> [WHAT YOU ARE ASKED TO DO] Word for word, print each line of the listing below; pictures stay out.

> [RECORDS SHOWN]
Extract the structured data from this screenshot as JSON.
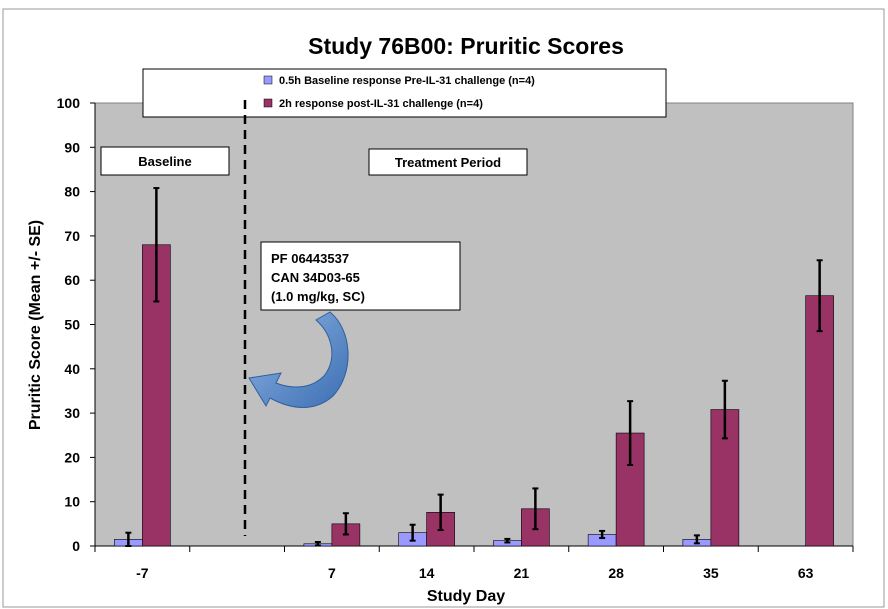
{
  "chart_data": {
    "type": "bar",
    "title": "Study 76B00: Pruritic Scores",
    "xlabel": "Study Day",
    "ylabel": "Pruritic Score (Mean +/- SE)",
    "ylim": [
      0,
      100
    ],
    "yticks": [
      "0",
      "10",
      "20",
      "30",
      "40",
      "50",
      "60",
      "70",
      "80",
      "90",
      "100"
    ],
    "categories": [
      "-7",
      "7",
      "14",
      "21",
      "28",
      "35",
      "63"
    ],
    "grid": false,
    "legend_position": "top",
    "series": [
      {
        "name": "0.5h Baseline response  Pre-IL-31 challenge (n=4)",
        "color": "#9999ff",
        "values": [
          1.5,
          0.5,
          3,
          1.2,
          2.6,
          1.5,
          null
        ],
        "errors": [
          1.5,
          0.4,
          1.8,
          0.4,
          0.8,
          0.9,
          null
        ]
      },
      {
        "name": "2h response post-IL-31 challenge (n=4)",
        "color": "#993366",
        "values": [
          68,
          5,
          7.6,
          8.4,
          25.5,
          30.8,
          56.5
        ],
        "errors": [
          12.8,
          2.4,
          4,
          4.6,
          7.2,
          6.5,
          8
        ]
      }
    ],
    "annotations": {
      "baseline_label": "Baseline",
      "treatment_label": "Treatment Period",
      "dose_lines": [
        "PF 06443537",
        "CAN 34D03-65",
        "(1.0 mg/kg, SC)"
      ]
    }
  }
}
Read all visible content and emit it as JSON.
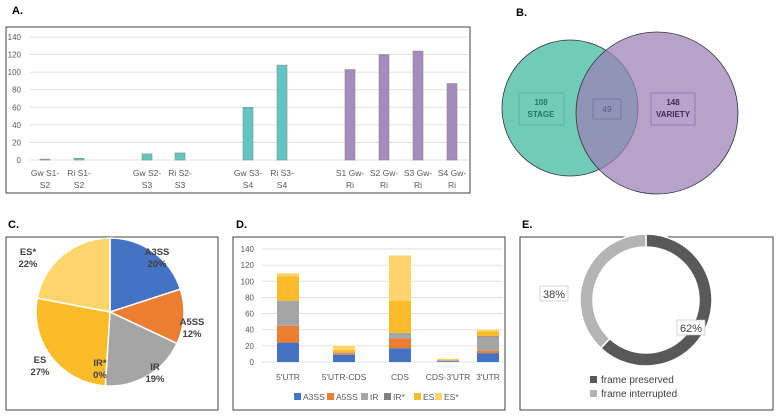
{
  "chart_data": [
    {
      "panel": "A.",
      "type": "bar",
      "categories": [
        "Gw S1-|S2",
        "Ri S1-|S2",
        "Gw S2-|S3",
        "Ri S2-|S3",
        "Gw S3-|S4",
        "Ri S3-|S4",
        "S1 Gw-|Ri",
        "S2 Gw-|Ri",
        "S3 Gw-|Ri",
        "S4 Gw-|Ri"
      ],
      "values": [
        1,
        2,
        7,
        8,
        60,
        108,
        103,
        120,
        124,
        87
      ],
      "colors": [
        "#63c5c3",
        "#63c5c3",
        "#63c5c3",
        "#63c5c3",
        "#63c5c3",
        "#63c5c3",
        "#a68bbd",
        "#a68bbd",
        "#a68bbd",
        "#a68bbd"
      ],
      "ylim": [
        0,
        140
      ],
      "yticks": [
        "0",
        "20",
        "40",
        "60",
        "80",
        "100",
        "120",
        "140"
      ],
      "grid": true
    },
    {
      "panel": "B.",
      "type": "venn",
      "sets": [
        {
          "count": "108",
          "label": "STAGE",
          "color": "#63c5b1"
        },
        {
          "count": "148",
          "label": "VARIETY",
          "color": "#9b7fb5"
        }
      ],
      "intersection": "49"
    },
    {
      "panel": "C.",
      "type": "pie",
      "slices": [
        {
          "name": "A3SS",
          "value": 20,
          "label": "20%",
          "color": "#4472c4"
        },
        {
          "name": "A5SS",
          "value": 12,
          "label": "12%",
          "color": "#ed7d31"
        },
        {
          "name": "IR",
          "value": 19,
          "label": "19%",
          "color": "#a5a5a5"
        },
        {
          "name": "IR*",
          "value": 0,
          "label": "0%",
          "color": "#7f7f7f"
        },
        {
          "name": "ES",
          "value": 27,
          "label": "27%",
          "color": "#fbbc2a"
        },
        {
          "name": "ES*",
          "value": 22,
          "label": "22%",
          "color": "#fdd56a"
        }
      ]
    },
    {
      "panel": "D.",
      "type": "bar",
      "stacked": true,
      "categories": [
        "5'UTR",
        "5'UTR-CDS",
        "CDS",
        "CDS-3'UTR",
        "3'UTR"
      ],
      "series": [
        {
          "name": "A3SS",
          "color": "#4472c4",
          "values": [
            24,
            9,
            17,
            1,
            11
          ]
        },
        {
          "name": "A5SS",
          "color": "#ed7d31",
          "values": [
            21,
            2,
            12,
            0,
            3
          ]
        },
        {
          "name": "IR",
          "color": "#a5a5a5",
          "values": [
            31,
            1,
            7,
            1,
            17
          ]
        },
        {
          "name": "IR*",
          "color": "#7f7f7f",
          "values": [
            0,
            0,
            0,
            0,
            1
          ]
        },
        {
          "name": "ES",
          "color": "#fbbc2a",
          "values": [
            30,
            3,
            40,
            1,
            6
          ]
        },
        {
          "name": "ES*",
          "color": "#fdd56a",
          "values": [
            4,
            5,
            56,
            1,
            2
          ]
        }
      ],
      "ylim": [
        0,
        140
      ],
      "yticks": [
        "0",
        "20",
        "40",
        "60",
        "80",
        "100",
        "120",
        "140"
      ],
      "legend": "bottom",
      "grid": true
    },
    {
      "panel": "E.",
      "type": "pie",
      "donut": true,
      "slices": [
        {
          "name": "frame preserved",
          "value": 62,
          "label": "62%",
          "color": "#595959"
        },
        {
          "name": "frame interrupted",
          "value": 38,
          "label": "38%",
          "color": "#b4b4b4"
        }
      ],
      "legend": "bottom"
    }
  ]
}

> [SOLVED EXERCISE]
Extract the structured data from this screenshot as JSON.
{
  "chart_data": {
    "type": "bar",
    "title": "Study 76B00: Pruritic Scores",
    "xlabel": "Study Day",
    "ylabel": "Pruritic Score (Mean +/- SE)",
    "ylim": [
      0,
      100
    ],
    "yticks": [
      "0",
      "10",
      "20",
      "30",
      "40",
      "50",
      "60",
      "70",
      "80",
      "90",
      "100"
    ],
    "categories": [
      "-7",
      "7",
      "14",
      "21",
      "28",
      "35",
      "63"
    ],
    "grid": false,
    "legend_position": "top",
    "series": [
      {
        "name": "0.5h Baseline response  Pre-IL-31 challenge (n=4)",
        "color": "#9999ff",
        "values": [
          1.5,
          0.5,
          3,
          1.2,
          2.6,
          1.5,
          null
        ],
        "errors": [
          1.5,
          0.4,
          1.8,
          0.4,
          0.8,
          0.9,
          null
        ]
      },
      {
        "name": "2h response post-IL-31 challenge (n=4)",
        "color": "#993366",
        "values": [
          68,
          5,
          7.6,
          8.4,
          25.5,
          30.8,
          56.5
        ],
        "errors": [
          12.8,
          2.4,
          4,
          4.6,
          7.2,
          6.5,
          8
        ]
      }
    ],
    "annotations": {
      "baseline_label": "Baseline",
      "treatment_label": "Treatment Period",
      "dose_lines": [
        "PF 06443537",
        "CAN 34D03-65",
        "(1.0 mg/kg, SC)"
      ]
    }
  }
}
Read all visible content and emit it as JSON.
{
  "chart_data": [
    {
      "panel": "A.",
      "type": "bar",
      "categories": [
        "Gw S1-|S2",
        "Ri S1-|S2",
        "Gw S2-|S3",
        "Ri S2-|S3",
        "Gw S3-|S4",
        "Ri S3-|S4",
        "S1 Gw-|Ri",
        "S2 Gw-|Ri",
        "S3 Gw-|Ri",
        "S4 Gw-|Ri"
      ],
      "values": [
        1,
        2,
        7,
        8,
        60,
        108,
        103,
        120,
        124,
        87
      ],
      "colors": [
        "#63c5c3",
        "#63c5c3",
        "#63c5c3",
        "#63c5c3",
        "#63c5c3",
        "#63c5c3",
        "#a68bbd",
        "#a68bbd",
        "#a68bbd",
        "#a68bbd"
      ],
      "ylim": [
        0,
        140
      ],
      "yticks": [
        "0",
        "20",
        "40",
        "60",
        "80",
        "100",
        "120",
        "140"
      ],
      "grid": true
    },
    {
      "panel": "B.",
      "type": "venn",
      "sets": [
        {
          "count": "108",
          "label": "STAGE",
          "color": "#63c5b1"
        },
        {
          "count": "148",
          "label": "VARIETY",
          "color": "#9b7fb5"
        }
      ],
      "intersection": "49"
    },
    {
      "panel": "C.",
      "type": "pie",
      "slices": [
        {
          "name": "A3SS",
          "value": 20,
          "label": "20%",
          "color": "#4472c4"
        },
        {
          "name": "A5SS",
          "value": 12,
          "label": "12%",
          "color": "#ed7d31"
        },
        {
          "name": "IR",
          "value": 19,
          "label": "19%",
          "color": "#a5a5a5"
        },
        {
          "name": "IR*",
          "value": 0,
          "label": "0%",
          "color": "#7f7f7f"
        },
        {
          "name": "ES",
          "value": 27,
          "label": "27%",
          "color": "#fbbc2a"
        },
        {
          "name": "ES*",
          "value": 22,
          "label": "22%",
          "color": "#fdd56a"
        }
      ]
    },
    {
      "panel": "D.",
      "type": "bar",
      "stacked": true,
      "categories": [
        "5'UTR",
        "5'UTR-CDS",
        "CDS",
        "CDS-3'UTR",
        "3'UTR"
      ],
      "series": [
        {
          "name": "A3SS",
          "color": "#4472c4",
          "values": [
            24,
            9,
            17,
            1,
            11
          ]
        },
        {
          "name": "A5SS",
          "color": "#ed7d31",
          "values": [
            21,
            2,
            12,
            0,
            3
          ]
        },
        {
          "name": "IR",
          "color": "#a5a5a5",
          "values": [
            31,
            1,
            7,
            1,
            17
          ]
        },
        {
          "name": "IR*",
          "color": "#7f7f7f",
          "values": [
            0,
            0,
            0,
            0,
            1
          ]
        },
        {
          "name": "ES",
          "color": "#fbbc2a",
          "values": [
            30,
            3,
            40,
            1,
            6
          ]
        },
        {
          "name": "ES*",
          "color": "#fdd56a",
          "values": [
            4,
            5,
            56,
            1,
            2
          ]
        }
      ],
      "ylim": [
        0,
        140
      ],
      "yticks": [
        "0",
        "20",
        "40",
        "60",
        "80",
        "100",
        "120",
        "140"
      ],
      "legend": "bottom",
      "grid": true
    },
    {
      "panel": "E.",
      "type": "pie",
      "donut": true,
      "slices": [
        {
          "name": "frame preserved",
          "value": 62,
          "label": "62%",
          "color": "#595959"
        },
        {
          "name": "frame interrupted",
          "value": 38,
          "label": "38%",
          "color": "#b4b4b4"
        }
      ],
      "legend": "bottom"
    }
  ]
}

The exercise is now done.